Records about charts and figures
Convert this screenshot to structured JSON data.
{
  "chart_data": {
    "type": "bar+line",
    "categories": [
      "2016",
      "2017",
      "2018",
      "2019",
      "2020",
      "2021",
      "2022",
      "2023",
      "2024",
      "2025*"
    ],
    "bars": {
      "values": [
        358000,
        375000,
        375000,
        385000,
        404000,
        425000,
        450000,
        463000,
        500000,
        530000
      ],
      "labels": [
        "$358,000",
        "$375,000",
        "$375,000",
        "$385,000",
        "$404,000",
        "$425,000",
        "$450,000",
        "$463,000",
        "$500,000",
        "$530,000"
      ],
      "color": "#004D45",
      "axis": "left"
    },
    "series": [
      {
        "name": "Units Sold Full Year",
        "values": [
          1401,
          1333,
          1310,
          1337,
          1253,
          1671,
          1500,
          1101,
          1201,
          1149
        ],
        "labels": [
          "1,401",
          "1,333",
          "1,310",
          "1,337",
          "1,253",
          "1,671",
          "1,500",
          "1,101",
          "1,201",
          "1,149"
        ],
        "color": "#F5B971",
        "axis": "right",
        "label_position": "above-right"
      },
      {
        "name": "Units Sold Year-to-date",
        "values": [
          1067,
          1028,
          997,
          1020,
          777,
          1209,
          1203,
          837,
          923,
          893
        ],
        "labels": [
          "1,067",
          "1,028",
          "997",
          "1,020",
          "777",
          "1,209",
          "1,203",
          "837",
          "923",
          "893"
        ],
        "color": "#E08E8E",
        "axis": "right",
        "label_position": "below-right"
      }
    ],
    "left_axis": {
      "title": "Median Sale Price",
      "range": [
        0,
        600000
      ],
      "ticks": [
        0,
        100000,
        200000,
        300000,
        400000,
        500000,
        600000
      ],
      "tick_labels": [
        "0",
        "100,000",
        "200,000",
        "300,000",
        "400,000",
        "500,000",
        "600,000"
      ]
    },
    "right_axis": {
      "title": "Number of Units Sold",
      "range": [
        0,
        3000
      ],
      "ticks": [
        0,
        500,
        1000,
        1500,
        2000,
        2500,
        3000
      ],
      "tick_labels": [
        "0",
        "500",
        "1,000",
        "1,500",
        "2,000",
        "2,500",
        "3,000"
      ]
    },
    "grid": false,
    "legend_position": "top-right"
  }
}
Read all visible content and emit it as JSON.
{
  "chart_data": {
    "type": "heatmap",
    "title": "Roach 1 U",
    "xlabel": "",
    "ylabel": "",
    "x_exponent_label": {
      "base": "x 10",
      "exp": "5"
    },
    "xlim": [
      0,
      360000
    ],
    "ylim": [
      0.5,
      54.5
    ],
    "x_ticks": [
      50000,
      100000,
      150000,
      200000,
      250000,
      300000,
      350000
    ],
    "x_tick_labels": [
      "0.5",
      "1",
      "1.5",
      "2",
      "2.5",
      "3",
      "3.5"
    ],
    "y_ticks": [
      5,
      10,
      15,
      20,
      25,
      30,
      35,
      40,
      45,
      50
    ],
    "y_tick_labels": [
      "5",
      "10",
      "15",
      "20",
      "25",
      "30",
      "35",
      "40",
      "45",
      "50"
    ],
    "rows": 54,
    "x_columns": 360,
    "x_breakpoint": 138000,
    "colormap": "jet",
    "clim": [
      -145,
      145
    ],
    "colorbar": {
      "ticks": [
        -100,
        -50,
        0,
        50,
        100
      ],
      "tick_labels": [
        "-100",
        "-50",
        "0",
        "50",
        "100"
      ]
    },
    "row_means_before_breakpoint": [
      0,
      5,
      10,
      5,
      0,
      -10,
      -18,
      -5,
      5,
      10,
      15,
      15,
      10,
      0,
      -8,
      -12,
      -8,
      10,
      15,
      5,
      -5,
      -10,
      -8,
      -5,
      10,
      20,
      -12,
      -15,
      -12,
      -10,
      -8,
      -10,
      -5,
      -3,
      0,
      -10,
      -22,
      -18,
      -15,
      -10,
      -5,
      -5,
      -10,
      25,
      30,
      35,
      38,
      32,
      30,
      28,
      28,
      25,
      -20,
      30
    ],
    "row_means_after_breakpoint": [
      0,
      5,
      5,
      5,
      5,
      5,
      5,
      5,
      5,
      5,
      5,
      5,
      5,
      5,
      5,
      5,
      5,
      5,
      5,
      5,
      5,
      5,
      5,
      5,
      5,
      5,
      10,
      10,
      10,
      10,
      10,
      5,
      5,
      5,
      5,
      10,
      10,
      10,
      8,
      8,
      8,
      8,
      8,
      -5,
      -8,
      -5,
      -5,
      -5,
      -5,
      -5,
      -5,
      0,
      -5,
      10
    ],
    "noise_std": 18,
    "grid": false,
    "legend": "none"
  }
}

# THE PROBLEM
Only the count is wanted: report how many lines of the material above hold the word "name".

# THE ANSWER
2